-- BEGIN Provided data --

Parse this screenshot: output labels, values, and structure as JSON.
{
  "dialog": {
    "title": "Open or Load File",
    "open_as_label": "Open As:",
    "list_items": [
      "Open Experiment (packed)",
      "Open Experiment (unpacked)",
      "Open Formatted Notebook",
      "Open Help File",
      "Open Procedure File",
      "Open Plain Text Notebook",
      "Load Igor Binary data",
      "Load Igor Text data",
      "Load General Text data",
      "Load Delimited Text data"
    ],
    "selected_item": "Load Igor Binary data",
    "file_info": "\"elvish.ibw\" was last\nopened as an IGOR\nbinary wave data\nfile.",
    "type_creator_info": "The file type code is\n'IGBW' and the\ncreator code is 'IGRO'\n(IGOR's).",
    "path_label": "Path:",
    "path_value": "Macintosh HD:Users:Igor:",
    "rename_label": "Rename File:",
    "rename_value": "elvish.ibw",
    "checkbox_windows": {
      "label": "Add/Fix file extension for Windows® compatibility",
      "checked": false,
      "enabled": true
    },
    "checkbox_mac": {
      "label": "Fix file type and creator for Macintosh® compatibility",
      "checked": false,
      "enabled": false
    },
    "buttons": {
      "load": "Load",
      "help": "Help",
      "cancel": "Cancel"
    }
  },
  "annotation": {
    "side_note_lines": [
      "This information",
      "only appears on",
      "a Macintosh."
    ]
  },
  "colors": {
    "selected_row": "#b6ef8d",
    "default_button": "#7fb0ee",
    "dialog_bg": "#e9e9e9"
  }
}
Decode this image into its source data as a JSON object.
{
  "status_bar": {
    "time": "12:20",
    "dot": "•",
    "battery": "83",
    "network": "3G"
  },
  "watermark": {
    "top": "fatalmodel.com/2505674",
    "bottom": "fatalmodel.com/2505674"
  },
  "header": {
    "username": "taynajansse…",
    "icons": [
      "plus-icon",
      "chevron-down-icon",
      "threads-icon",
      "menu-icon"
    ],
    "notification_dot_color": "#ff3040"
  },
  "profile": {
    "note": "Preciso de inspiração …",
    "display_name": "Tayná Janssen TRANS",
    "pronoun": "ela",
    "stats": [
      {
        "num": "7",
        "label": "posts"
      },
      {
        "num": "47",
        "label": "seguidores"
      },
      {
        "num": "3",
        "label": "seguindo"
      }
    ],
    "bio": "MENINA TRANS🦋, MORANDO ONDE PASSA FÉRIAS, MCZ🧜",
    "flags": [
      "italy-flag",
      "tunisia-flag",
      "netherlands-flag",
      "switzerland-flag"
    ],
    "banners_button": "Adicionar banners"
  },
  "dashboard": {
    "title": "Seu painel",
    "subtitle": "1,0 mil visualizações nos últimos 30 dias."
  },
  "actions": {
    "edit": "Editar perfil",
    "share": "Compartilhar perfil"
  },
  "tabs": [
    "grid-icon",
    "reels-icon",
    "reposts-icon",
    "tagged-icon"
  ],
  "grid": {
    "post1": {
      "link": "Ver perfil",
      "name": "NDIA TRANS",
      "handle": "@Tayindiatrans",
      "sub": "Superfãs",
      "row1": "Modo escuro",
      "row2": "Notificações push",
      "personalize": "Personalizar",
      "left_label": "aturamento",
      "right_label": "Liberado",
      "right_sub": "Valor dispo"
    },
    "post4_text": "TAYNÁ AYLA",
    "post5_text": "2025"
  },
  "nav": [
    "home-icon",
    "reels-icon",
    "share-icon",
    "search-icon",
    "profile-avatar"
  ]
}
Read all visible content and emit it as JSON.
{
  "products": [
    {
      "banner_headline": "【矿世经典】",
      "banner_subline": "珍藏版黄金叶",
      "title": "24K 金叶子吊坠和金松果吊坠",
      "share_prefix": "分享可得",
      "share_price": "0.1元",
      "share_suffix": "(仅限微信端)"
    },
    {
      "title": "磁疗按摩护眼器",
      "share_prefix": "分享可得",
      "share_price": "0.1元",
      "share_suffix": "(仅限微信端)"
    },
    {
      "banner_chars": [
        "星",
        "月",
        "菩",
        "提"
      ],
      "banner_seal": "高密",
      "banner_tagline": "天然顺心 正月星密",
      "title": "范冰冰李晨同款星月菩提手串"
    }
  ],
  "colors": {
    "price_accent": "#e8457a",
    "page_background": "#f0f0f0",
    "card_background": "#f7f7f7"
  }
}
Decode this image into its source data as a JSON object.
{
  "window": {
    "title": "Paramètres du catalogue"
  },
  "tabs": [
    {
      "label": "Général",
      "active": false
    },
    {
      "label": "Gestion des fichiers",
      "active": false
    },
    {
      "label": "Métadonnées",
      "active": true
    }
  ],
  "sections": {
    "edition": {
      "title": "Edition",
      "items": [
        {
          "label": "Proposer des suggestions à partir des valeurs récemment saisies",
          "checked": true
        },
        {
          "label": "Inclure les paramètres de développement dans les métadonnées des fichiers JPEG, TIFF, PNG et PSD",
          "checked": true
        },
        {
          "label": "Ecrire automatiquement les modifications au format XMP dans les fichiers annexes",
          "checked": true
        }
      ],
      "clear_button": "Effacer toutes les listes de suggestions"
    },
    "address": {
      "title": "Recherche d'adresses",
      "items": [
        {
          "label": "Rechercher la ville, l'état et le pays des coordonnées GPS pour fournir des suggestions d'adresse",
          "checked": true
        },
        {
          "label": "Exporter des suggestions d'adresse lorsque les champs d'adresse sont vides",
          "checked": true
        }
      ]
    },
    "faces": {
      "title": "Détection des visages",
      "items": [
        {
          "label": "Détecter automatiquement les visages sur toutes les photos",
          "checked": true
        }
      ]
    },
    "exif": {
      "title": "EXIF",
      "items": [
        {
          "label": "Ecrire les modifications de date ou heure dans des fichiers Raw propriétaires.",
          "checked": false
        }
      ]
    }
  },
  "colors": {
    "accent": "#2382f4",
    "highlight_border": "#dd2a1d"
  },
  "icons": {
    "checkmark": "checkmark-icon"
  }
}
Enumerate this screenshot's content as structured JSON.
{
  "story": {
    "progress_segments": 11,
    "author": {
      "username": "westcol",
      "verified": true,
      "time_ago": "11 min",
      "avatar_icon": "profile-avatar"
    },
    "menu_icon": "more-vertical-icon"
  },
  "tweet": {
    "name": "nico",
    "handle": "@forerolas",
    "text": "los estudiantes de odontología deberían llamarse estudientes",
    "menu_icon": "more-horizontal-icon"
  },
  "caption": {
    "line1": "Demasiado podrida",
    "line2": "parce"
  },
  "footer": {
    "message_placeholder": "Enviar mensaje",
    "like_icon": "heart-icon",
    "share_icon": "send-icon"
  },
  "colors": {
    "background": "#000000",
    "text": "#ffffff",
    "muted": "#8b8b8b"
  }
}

-- END Provided data --

▶ **Stated exercise**:
Print the listing above in full, exactly as it is.

▶ **Solution to the exercise**:
Parse this screenshot: output labels, values, and structure as JSON.
{
  "dialog": {
    "title": "Open or Load File",
    "open_as_label": "Open As:",
    "list_items": [
      "Open Experiment (packed)",
      "Open Experiment (unpacked)",
      "Open Formatted Notebook",
      "Open Help File",
      "Open Procedure File",
      "Open Plain Text Notebook",
      "Load Igor Binary data",
      "Load Igor Text data",
      "Load General Text data",
      "Load Delimited Text data"
    ],
    "selected_item": "Load Igor Binary data",
    "file_info": "\"elvish.ibw\" was last\nopened as an IGOR\nbinary wave data\nfile.",
    "type_creator_info": "The file type code is\n'IGBW' and the\ncreator code is 'IGRO'\n(IGOR's).",
    "path_label": "Path:",
    "path_value": "Macintosh HD:Users:Igor:",
    "rename_label": "Rename File:",
    "rename_value": "elvish.ibw",
    "checkbox_windows": {
      "label": "Add/Fix file extension for Windows® compatibility",
      "checked": false,
      "enabled": true
    },
    "checkbox_mac": {
      "label": "Fix file type and creator for Macintosh® compatibility",
      "checked": false,
      "enabled": false
    },
    "buttons": {
      "load": "Load",
      "help": "Help",
      "cancel": "Cancel"
    }
  },
  "annotation": {
    "side_note_lines": [
      "This information",
      "only appears on",
      "a Macintosh."
    ]
  },
  "colors": {
    "selected_row": "#b6ef8d",
    "default_button": "#7fb0ee",
    "dialog_bg": "#e9e9e9"
  }
}
Decode this image into its source data as a JSON object.
{
  "status_bar": {
    "time": "12:20",
    "dot": "•",
    "battery": "83",
    "network": "3G"
  },
  "watermark": {
    "top": "fatalmodel.com/2505674",
    "bottom": "fatalmodel.com/2505674"
  },
  "header": {
    "username": "taynajansse…",
    "icons": [
      "plus-icon",
      "chevron-down-icon",
      "threads-icon",
      "menu-icon"
    ],
    "notification_dot_color": "#ff3040"
  },
  "profile": {
    "note": "Preciso de inspiração …",
    "display_name": "Tayná Janssen TRANS",
    "pronoun": "ela",
    "stats": [
      {
        "num": "7",
        "label": "posts"
      },
      {
        "num": "47",
        "label": "seguidores"
      },
      {
        "num": "3",
        "label": "seguindo"
      }
    ],
    "bio": "MENINA TRANS🦋, MORANDO ONDE PASSA FÉRIAS, MCZ🧜",
    "flags": [
      "italy-flag",
      "tunisia-flag",
      "netherlands-flag",
      "switzerland-flag"
    ],
    "banners_button": "Adicionar banners"
  },
  "dashboard": {
    "title": "Seu painel",
    "subtitle": "1,0 mil visualizações nos últimos 30 dias."
  },
  "actions": {
    "edit": "Editar perfil",
    "share": "Compartilhar perfil"
  },
  "tabs": [
    "grid-icon",
    "reels-icon",
    "reposts-icon",
    "tagged-icon"
  ],
  "grid": {
    "post1": {
      "link": "Ver perfil",
      "name": "NDIA TRANS",
      "handle": "@Tayindiatrans",
      "sub": "Superfãs",
      "row1": "Modo escuro",
      "row2": "Notificações push",
      "personalize": "Personalizar",
      "left_label": "aturamento",
      "right_label": "Liberado",
      "right_sub": "Valor dispo"
    },
    "post4_text": "TAYNÁ AYLA",
    "post5_text": "2025"
  },
  "nav": [
    "home-icon",
    "reels-icon",
    "share-icon",
    "search-icon",
    "profile-avatar"
  ]
}
Read all visible content and emit it as JSON.
{
  "products": [
    {
      "banner_headline": "【矿世经典】",
      "banner_subline": "珍藏版黄金叶",
      "title": "24K 金叶子吊坠和金松果吊坠",
      "share_prefix": "分享可得",
      "share_price": "0.1元",
      "share_suffix": "(仅限微信端)"
    },
    {
      "title": "磁疗按摩护眼器",
      "share_prefix": "分享可得",
      "share_price": "0.1元",
      "share_suffix": "(仅限微信端)"
    },
    {
      "banner_chars": [
        "星",
        "月",
        "菩",
        "提"
      ],
      "banner_seal": "高密",
      "banner_tagline": "天然顺心 正月星密",
      "title": "范冰冰李晨同款星月菩提手串"
    }
  ],
  "colors": {
    "price_accent": "#e8457a",
    "page_background": "#f0f0f0",
    "card_background": "#f7f7f7"
  }
}
Decode this image into its source data as a JSON object.
{
  "window": {
    "title": "Paramètres du catalogue"
  },
  "tabs": [
    {
      "label": "Général",
      "active": false
    },
    {
      "label": "Gestion des fichiers",
      "active": false
    },
    {
      "label": "Métadonnées",
      "active": true
    }
  ],
  "sections": {
    "edition": {
      "title": "Edition",
      "items": [
        {
          "label": "Proposer des suggestions à partir des valeurs récemment saisies",
          "checked": true
        },
        {
          "label": "Inclure les paramètres de développement dans les métadonnées des fichiers JPEG, TIFF, PNG et PSD",
          "checked": true
        },
        {
          "label": "Ecrire automatiquement les modifications au format XMP dans les fichiers annexes",
          "checked": true
        }
      ],
      "clear_button": "Effacer toutes les listes de suggestions"
    },
    "address": {
      "title": "Recherche d'adresses",
      "items": [
        {
          "label": "Rechercher la ville, l'état et le pays des coordonnées GPS pour fournir des suggestions d'adresse",
          "checked": true
        },
        {
          "label": "Exporter des suggestions d'adresse lorsque les champs d'adresse sont vides",
          "checked": true
        }
      ]
    },
    "faces": {
      "title": "Détection des visages",
      "items": [
        {
          "label": "Détecter automatiquement les visages sur toutes les photos",
          "checked": true
        }
      ]
    },
    "exif": {
      "title": "EXIF",
      "items": [
        {
          "label": "Ecrire les modifications de date ou heure dans des fichiers Raw propriétaires.",
          "checked": false
        }
      ]
    }
  },
  "colors": {
    "accent": "#2382f4",
    "highlight_border": "#dd2a1d"
  },
  "icons": {
    "checkmark": "checkmark-icon"
  }
}
Enumerate this screenshot's content as structured JSON.
{
  "story": {
    "progress_segments": 11,
    "author": {
      "username": "westcol",
      "verified": true,
      "time_ago": "11 min",
      "avatar_icon": "profile-avatar"
    },
    "menu_icon": "more-vertical-icon"
  },
  "tweet": {
    "name": "nico",
    "handle": "@forerolas",
    "text": "los estudiantes de odontología deberían llamarse estudientes",
    "menu_icon": "more-horizontal-icon"
  },
  "caption": {
    "line1": "Demasiado podrida",
    "line2": "parce"
  },
  "footer": {
    "message_placeholder": "Enviar mensaje",
    "like_icon": "heart-icon",
    "share_icon": "send-icon"
  },
  "colors": {
    "background": "#000000",
    "text": "#ffffff",
    "muted": "#8b8b8b"
  }
}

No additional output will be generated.